• [Data records]:
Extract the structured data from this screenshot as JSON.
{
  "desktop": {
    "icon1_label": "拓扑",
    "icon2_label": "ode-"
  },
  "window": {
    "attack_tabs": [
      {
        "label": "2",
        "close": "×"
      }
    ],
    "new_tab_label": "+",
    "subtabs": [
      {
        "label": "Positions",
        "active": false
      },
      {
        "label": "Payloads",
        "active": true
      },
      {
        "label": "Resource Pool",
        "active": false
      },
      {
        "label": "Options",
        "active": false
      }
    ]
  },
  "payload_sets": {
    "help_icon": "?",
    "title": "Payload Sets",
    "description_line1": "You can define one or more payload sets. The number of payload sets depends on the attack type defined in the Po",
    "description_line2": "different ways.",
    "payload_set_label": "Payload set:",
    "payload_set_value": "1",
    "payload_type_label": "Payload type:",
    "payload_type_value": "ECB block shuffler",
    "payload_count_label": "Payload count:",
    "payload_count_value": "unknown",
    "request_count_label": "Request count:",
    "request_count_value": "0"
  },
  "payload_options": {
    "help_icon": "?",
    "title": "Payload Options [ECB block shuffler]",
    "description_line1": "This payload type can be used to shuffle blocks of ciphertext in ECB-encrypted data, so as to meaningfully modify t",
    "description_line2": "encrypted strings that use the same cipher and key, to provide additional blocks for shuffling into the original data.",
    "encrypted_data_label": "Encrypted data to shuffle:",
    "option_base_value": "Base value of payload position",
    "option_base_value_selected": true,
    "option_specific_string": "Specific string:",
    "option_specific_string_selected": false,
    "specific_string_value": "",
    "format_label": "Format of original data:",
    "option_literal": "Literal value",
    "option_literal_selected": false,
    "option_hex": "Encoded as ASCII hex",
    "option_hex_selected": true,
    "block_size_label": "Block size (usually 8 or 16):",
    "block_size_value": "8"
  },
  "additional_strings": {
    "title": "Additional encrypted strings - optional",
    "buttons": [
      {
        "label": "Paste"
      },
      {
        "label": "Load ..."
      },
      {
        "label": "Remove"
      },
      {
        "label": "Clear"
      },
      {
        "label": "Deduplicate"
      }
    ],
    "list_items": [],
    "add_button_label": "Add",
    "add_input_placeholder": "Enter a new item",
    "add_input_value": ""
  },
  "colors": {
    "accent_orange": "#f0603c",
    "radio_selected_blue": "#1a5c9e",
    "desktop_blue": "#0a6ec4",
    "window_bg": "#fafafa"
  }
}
---
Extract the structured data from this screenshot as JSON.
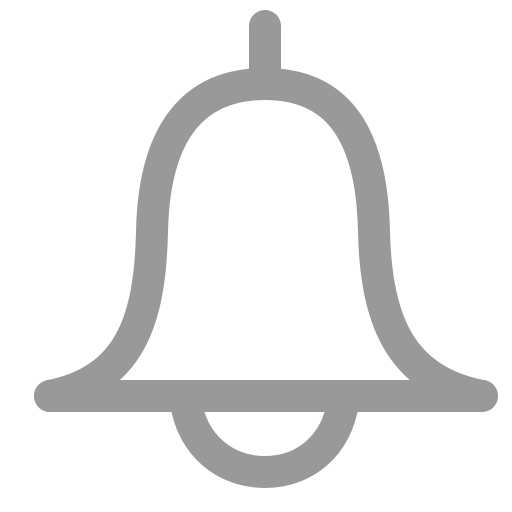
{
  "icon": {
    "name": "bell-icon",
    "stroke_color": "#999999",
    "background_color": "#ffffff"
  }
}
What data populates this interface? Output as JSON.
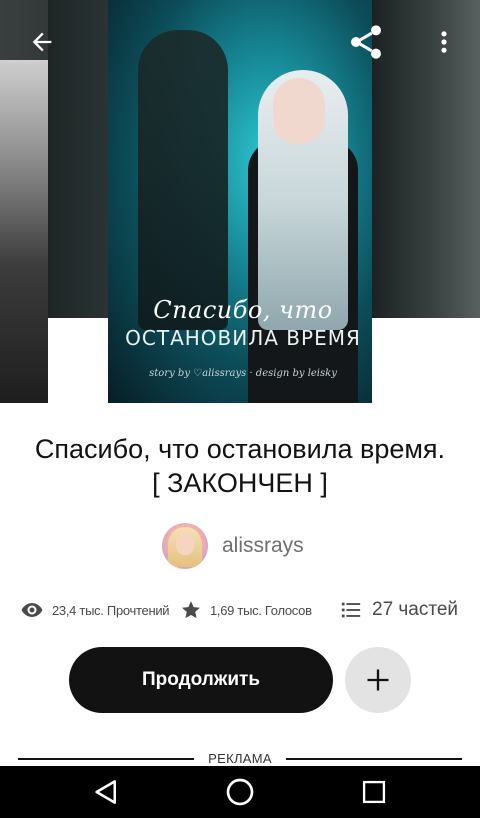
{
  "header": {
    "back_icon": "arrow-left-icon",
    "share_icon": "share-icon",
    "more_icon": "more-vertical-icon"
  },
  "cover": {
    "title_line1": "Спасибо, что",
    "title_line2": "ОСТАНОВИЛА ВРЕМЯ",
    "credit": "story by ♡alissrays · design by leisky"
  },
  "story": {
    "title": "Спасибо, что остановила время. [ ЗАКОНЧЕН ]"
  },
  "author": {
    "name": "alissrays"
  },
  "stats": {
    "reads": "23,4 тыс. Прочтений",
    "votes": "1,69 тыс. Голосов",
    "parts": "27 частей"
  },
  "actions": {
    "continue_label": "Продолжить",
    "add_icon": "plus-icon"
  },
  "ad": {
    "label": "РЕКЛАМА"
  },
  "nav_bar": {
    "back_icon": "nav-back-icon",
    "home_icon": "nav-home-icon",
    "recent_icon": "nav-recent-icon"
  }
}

• [Short problem]: Show every line from the entries above in which "Спасибо" appears.

• [Response to the exercise]:
    "title_line1": "Спасибо, что",
    "title": "Спасибо, что остановила время. [ ЗАКОНЧЕН ]"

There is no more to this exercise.